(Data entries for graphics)
=======
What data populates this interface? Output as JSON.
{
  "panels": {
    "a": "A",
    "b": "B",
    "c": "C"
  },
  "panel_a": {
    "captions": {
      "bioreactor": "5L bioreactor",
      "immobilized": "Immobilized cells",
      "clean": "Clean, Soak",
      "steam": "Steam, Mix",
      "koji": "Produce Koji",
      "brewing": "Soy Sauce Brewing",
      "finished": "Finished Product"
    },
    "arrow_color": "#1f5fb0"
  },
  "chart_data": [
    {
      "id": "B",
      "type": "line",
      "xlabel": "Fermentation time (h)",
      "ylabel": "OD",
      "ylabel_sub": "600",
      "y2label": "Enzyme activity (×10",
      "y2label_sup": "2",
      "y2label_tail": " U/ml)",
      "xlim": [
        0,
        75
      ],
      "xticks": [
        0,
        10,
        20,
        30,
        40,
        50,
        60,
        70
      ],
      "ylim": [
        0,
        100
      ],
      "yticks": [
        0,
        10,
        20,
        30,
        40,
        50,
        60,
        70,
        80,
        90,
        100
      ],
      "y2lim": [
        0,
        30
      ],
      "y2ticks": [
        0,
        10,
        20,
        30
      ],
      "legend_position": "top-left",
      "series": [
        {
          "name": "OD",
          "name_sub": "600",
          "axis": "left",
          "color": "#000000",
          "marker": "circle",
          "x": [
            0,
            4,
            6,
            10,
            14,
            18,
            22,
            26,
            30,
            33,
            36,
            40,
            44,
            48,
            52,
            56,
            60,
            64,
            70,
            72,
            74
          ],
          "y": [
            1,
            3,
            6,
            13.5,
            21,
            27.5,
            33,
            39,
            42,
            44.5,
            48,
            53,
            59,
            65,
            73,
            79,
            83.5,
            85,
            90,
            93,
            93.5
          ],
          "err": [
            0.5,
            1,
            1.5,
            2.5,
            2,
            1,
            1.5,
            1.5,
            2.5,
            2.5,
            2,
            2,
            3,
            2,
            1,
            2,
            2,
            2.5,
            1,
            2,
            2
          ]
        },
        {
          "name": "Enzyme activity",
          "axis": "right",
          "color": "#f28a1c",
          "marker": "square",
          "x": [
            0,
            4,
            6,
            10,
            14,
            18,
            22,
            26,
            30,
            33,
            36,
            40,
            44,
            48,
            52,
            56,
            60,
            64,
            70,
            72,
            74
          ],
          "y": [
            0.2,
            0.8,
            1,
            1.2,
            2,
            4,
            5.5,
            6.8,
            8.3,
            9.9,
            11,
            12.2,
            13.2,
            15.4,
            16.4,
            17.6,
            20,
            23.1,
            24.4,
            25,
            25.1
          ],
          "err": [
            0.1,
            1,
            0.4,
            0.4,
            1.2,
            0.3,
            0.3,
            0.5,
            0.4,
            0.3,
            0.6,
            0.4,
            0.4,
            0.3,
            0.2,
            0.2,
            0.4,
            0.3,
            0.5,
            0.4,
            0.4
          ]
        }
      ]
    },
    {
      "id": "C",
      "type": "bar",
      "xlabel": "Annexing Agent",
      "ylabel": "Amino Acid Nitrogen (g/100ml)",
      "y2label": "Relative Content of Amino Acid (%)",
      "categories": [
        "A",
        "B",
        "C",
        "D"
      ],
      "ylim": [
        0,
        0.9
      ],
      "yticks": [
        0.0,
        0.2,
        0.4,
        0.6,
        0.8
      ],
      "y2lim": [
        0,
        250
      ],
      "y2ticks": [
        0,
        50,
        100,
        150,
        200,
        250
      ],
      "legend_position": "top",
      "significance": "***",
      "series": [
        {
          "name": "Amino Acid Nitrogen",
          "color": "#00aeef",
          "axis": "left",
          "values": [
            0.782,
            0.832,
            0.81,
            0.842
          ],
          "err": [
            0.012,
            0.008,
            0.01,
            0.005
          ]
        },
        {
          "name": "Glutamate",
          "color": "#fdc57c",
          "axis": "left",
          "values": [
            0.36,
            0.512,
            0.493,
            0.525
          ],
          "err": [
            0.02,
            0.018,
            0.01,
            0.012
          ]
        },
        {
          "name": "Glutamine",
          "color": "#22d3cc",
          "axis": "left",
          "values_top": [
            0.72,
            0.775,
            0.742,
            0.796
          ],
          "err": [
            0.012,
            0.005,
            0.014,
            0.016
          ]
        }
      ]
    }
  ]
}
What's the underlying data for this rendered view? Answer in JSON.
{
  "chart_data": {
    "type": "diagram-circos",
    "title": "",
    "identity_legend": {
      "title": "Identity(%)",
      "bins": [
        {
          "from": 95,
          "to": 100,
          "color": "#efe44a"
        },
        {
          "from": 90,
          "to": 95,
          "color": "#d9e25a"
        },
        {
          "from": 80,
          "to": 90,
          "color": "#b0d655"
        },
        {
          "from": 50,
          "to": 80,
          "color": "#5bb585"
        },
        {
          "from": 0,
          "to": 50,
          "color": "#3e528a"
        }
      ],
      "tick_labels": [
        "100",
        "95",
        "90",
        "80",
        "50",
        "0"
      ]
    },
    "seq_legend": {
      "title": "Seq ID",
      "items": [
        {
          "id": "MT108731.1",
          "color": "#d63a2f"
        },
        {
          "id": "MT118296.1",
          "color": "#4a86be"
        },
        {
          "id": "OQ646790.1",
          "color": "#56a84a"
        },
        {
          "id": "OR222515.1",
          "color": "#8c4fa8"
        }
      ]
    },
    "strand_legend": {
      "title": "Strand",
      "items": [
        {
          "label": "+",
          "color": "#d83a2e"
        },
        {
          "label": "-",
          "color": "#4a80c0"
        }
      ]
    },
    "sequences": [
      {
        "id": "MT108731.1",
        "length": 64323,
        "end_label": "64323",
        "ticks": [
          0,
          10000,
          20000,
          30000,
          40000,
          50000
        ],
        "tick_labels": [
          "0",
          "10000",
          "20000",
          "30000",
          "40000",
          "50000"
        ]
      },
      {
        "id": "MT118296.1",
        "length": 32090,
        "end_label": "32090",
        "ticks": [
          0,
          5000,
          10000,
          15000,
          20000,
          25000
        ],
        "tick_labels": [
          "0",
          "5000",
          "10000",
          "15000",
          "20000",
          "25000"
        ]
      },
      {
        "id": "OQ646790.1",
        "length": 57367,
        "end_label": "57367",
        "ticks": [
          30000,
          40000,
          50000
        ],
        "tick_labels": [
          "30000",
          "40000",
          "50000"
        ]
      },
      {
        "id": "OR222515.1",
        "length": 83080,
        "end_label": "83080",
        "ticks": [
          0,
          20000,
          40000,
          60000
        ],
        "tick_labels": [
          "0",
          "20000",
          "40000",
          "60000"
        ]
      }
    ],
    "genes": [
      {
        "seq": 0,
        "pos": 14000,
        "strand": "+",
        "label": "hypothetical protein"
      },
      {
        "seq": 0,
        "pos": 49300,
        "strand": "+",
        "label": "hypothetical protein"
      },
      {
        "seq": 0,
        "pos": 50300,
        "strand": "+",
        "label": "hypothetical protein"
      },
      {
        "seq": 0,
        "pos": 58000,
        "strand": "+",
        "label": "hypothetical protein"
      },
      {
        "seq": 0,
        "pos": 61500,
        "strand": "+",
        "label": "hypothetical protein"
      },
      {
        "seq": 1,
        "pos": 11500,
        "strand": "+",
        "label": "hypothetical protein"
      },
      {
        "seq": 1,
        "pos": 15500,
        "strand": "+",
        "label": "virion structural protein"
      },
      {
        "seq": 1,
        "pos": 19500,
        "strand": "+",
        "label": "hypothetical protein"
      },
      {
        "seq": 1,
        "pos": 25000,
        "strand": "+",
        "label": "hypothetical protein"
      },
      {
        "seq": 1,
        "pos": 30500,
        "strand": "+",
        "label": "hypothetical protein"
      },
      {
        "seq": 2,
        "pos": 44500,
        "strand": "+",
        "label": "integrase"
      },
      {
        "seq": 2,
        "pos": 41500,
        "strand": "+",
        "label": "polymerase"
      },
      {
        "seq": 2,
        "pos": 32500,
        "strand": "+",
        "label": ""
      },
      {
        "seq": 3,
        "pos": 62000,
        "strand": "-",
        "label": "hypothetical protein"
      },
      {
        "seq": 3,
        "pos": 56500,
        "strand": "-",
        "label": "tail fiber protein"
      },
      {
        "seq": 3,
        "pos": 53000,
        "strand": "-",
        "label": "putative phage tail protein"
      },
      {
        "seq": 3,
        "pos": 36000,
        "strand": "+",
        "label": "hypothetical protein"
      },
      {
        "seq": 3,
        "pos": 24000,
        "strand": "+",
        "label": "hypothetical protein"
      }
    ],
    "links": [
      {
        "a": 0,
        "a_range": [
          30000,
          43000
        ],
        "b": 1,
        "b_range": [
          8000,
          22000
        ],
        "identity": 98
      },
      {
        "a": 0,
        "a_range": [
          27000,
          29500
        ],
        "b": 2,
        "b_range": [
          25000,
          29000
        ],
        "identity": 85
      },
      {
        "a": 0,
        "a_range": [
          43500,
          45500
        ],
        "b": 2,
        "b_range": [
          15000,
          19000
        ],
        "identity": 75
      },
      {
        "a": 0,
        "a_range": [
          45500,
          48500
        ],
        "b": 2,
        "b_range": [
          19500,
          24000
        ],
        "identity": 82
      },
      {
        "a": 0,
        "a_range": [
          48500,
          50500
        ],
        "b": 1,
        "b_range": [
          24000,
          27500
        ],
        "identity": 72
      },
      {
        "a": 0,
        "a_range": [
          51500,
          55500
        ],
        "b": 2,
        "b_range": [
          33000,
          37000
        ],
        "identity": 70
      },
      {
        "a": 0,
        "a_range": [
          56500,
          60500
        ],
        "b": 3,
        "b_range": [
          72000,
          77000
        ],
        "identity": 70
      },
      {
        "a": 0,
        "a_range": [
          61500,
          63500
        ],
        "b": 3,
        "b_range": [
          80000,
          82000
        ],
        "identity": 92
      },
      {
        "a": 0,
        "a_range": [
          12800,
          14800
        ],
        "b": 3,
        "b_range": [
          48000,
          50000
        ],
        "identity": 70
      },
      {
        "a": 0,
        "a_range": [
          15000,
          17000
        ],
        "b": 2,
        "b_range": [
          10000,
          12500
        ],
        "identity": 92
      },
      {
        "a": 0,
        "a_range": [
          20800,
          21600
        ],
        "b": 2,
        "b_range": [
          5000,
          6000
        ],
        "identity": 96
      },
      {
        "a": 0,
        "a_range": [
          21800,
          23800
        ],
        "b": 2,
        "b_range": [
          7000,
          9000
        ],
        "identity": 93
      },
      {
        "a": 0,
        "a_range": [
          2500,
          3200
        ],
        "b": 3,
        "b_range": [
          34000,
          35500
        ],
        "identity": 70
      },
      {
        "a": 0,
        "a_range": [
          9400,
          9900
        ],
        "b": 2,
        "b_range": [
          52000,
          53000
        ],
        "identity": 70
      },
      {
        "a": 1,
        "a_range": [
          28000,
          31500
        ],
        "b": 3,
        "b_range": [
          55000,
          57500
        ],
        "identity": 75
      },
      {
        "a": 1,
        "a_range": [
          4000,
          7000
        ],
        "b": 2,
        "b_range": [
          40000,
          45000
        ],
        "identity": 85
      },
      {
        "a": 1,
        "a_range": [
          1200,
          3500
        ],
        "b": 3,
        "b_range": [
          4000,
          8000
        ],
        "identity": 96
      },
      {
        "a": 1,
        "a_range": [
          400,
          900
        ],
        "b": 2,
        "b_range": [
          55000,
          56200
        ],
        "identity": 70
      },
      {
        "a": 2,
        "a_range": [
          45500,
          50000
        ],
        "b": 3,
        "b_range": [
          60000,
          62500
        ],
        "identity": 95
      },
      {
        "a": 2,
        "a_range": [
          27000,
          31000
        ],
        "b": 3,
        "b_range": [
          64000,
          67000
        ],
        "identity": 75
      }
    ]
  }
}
=======
▶ _Instructions to follow_: Considering the records line by line, how many lines hold the string "length"? Say only the number.

▶ _Completed exercise_: 4